### TASK GOAL
Below are some records. Copy every line in them that holds "problema".

-------- MATERIAL FOR THIS TASK

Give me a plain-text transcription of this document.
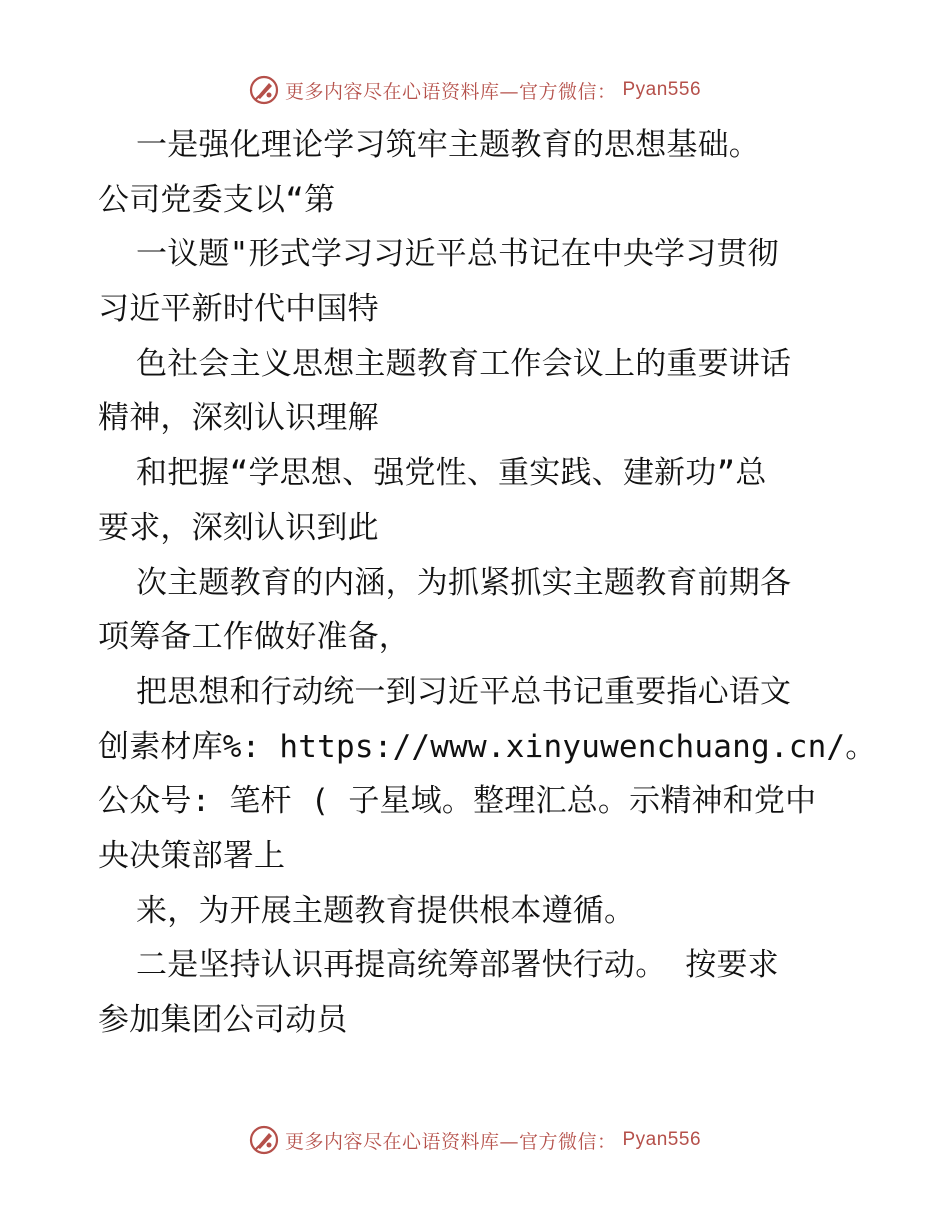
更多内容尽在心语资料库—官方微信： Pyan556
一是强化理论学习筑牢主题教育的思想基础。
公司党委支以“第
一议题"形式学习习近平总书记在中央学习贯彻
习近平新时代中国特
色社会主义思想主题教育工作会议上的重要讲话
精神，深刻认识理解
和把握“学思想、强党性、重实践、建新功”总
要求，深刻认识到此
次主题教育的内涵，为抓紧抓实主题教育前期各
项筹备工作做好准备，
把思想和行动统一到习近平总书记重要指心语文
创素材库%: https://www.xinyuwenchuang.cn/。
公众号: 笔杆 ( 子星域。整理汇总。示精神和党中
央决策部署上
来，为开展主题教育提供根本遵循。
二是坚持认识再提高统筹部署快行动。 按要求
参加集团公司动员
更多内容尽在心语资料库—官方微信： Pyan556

----------------
-------- MATERIAL FOR THIS TASK

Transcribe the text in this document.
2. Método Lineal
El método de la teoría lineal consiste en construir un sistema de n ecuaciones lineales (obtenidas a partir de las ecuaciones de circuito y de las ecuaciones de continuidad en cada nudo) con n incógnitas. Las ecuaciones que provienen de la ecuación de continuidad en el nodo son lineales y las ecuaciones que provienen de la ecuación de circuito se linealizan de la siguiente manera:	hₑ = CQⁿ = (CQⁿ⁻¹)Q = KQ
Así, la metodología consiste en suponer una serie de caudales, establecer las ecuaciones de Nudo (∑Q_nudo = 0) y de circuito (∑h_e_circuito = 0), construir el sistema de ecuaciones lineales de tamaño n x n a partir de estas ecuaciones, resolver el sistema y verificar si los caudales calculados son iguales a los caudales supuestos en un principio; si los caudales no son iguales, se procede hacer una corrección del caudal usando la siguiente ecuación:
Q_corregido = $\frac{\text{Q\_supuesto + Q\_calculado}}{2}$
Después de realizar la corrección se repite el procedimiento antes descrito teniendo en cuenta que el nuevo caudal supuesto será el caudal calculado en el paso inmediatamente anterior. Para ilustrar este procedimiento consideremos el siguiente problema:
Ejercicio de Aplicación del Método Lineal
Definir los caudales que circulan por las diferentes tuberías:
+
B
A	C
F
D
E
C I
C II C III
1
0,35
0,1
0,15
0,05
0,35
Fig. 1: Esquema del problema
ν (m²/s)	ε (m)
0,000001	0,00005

----------------
-------- MATERIAL FOR THIS TASK

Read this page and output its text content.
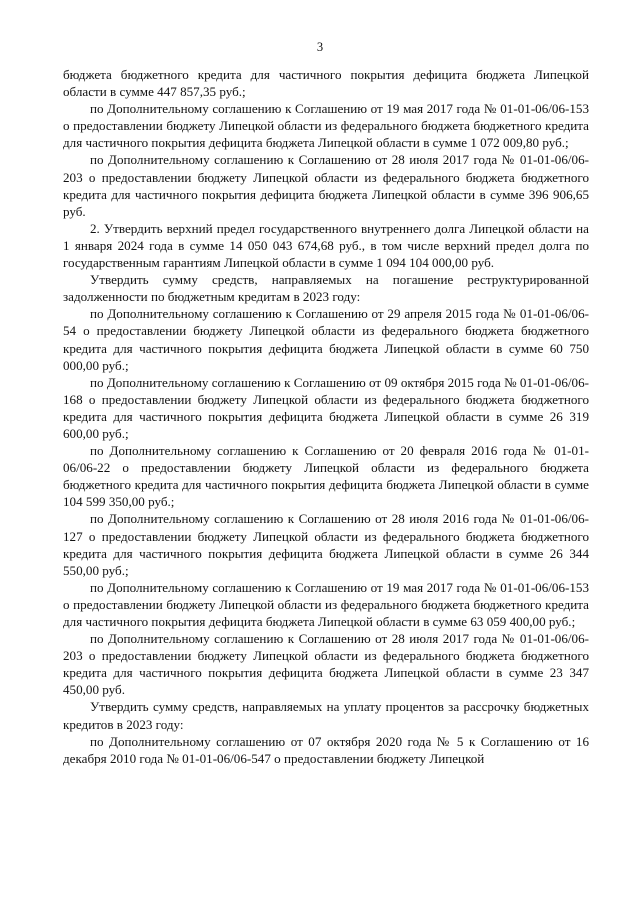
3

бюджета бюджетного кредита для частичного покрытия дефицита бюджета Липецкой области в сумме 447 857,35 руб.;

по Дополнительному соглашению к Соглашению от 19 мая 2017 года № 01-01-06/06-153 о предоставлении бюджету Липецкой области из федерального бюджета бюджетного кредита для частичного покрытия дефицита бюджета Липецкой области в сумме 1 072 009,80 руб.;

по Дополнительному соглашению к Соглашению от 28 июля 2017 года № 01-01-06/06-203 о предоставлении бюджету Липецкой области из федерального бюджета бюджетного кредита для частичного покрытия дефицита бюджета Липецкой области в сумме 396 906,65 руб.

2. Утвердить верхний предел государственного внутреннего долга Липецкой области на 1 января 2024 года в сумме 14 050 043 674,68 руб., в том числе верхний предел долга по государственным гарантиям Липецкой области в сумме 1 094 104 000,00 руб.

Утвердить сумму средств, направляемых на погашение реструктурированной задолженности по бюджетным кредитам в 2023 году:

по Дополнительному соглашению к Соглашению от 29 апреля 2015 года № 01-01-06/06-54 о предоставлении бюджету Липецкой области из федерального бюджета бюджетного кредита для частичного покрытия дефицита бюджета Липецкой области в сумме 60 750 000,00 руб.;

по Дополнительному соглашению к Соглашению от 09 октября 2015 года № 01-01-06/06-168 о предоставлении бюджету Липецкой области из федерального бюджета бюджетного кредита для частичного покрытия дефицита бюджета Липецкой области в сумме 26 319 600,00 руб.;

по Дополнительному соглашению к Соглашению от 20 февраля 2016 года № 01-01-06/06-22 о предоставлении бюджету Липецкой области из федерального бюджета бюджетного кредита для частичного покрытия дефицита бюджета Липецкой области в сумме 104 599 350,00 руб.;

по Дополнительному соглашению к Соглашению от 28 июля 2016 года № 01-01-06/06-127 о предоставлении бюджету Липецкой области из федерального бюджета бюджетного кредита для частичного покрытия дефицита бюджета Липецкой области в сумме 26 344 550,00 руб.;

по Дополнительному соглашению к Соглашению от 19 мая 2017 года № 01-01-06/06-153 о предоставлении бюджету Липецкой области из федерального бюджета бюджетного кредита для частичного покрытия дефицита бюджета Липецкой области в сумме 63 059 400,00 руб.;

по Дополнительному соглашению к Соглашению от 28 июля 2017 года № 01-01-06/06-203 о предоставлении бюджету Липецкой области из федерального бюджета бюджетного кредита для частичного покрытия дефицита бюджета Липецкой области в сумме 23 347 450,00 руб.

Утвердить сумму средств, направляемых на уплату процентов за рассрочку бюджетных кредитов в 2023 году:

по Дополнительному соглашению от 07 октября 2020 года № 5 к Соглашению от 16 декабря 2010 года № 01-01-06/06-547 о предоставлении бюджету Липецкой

----------------

### WRITTEN ANSWER
Después de realizar la corrección se repite el procedimiento antes descrito teniendo en cuenta que el nuevo caudal supuesto será el caudal calculado en el paso inmediatamente anterior. Para ilustrar este procedimiento consideremos el siguiente problema:
Fig. 1: Esquema del problema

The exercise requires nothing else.